(Stored items)
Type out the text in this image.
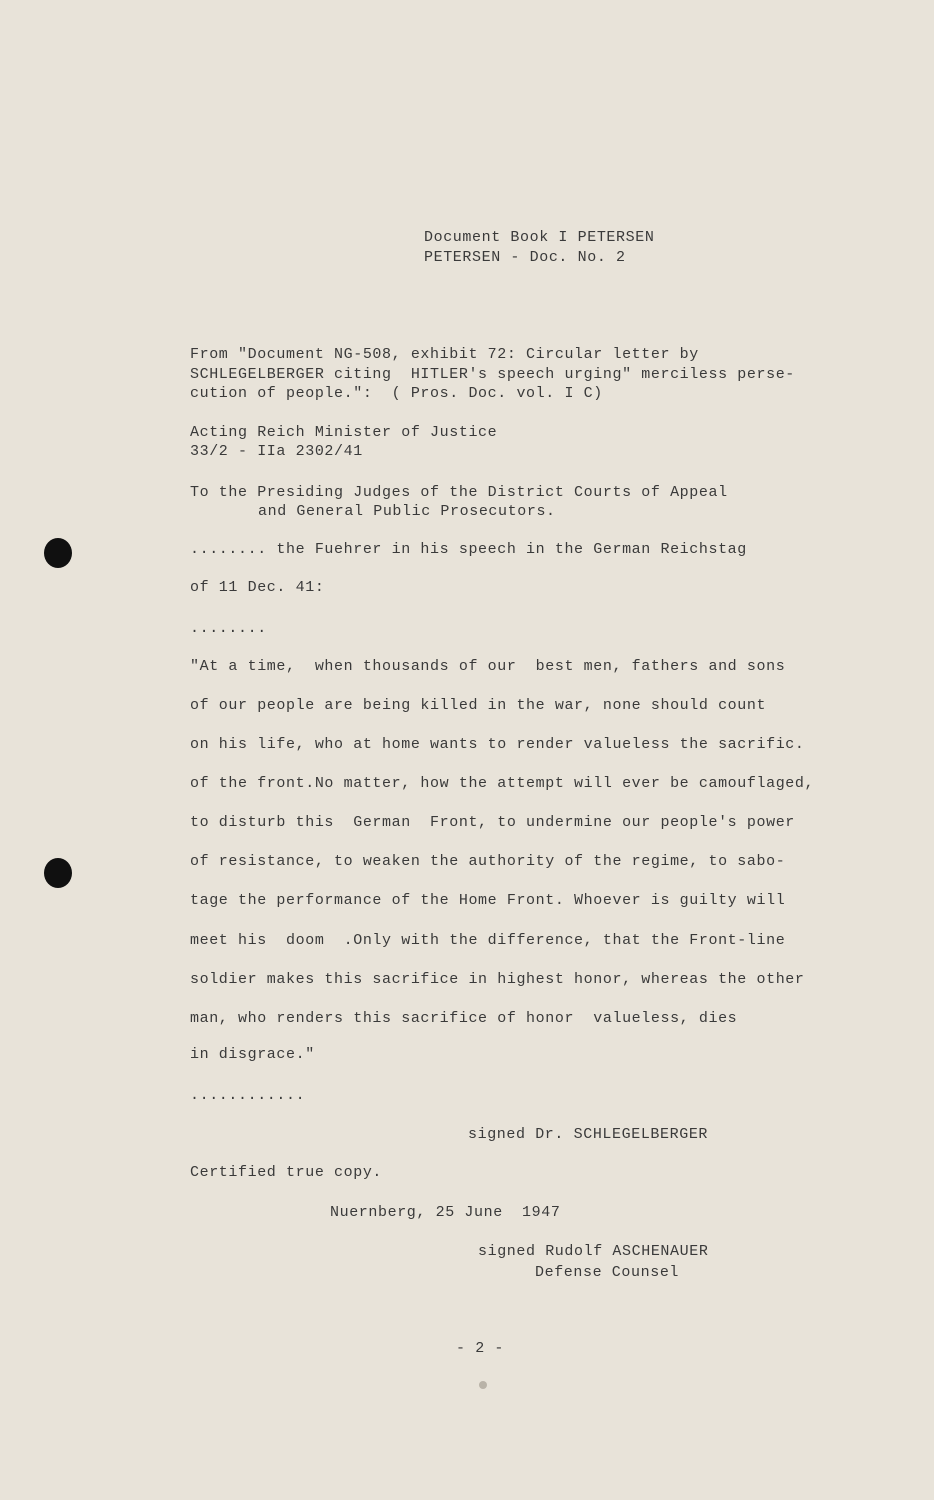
Document Book I PETERSEN
PETERSEN - Doc. No. 2
From "Document NG-508, exhibit 72: Circular letter by
SCHLEGELBERGER citing  HITLER's speech urging" merciless perse-
cution of people.":  ( Pros. Doc. vol. I C)
Acting Reich Minister of Justice
33/2 - IIa 2302/41
To the Presiding Judges of the District Courts of Appeal
and General Public Prosecutors.
........ the Fuehrer in his speech in the German Reichstag
of 11 Dec. 41:
........
"At a time,  when thousands of our  best men, fathers and sons
of our people are being killed in the war, none should count
on his life, who at home wants to render valueless the sacrific.
of the front.No matter, how the attempt will ever be camouflaged,
to disturb this  German  Front, to undermine our people's power
of resistance, to weaken the authority of the regime, to sabo-
tage the performance of the Home Front. Whoever is guilty will
meet his  doom  .Only with the difference, that the Front-line
soldier makes this sacrifice in highest honor, whereas the other
man, who renders this sacrifice of honor  valueless, dies
in disgrace."
............
signed Dr. SCHLEGELBERGER
Certified true copy.
Nuernberg, 25 June  1947
signed Rudolf ASCHENAUER
Defense Counsel
- 2 -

EXERCISE OBJECTIVE:
Lines containing the string "Document" are to be selected and copied.

EXERCISE RESULT:
Document Book I PETERSEN
From "Document NG-508, exhibit 72: Circular letter by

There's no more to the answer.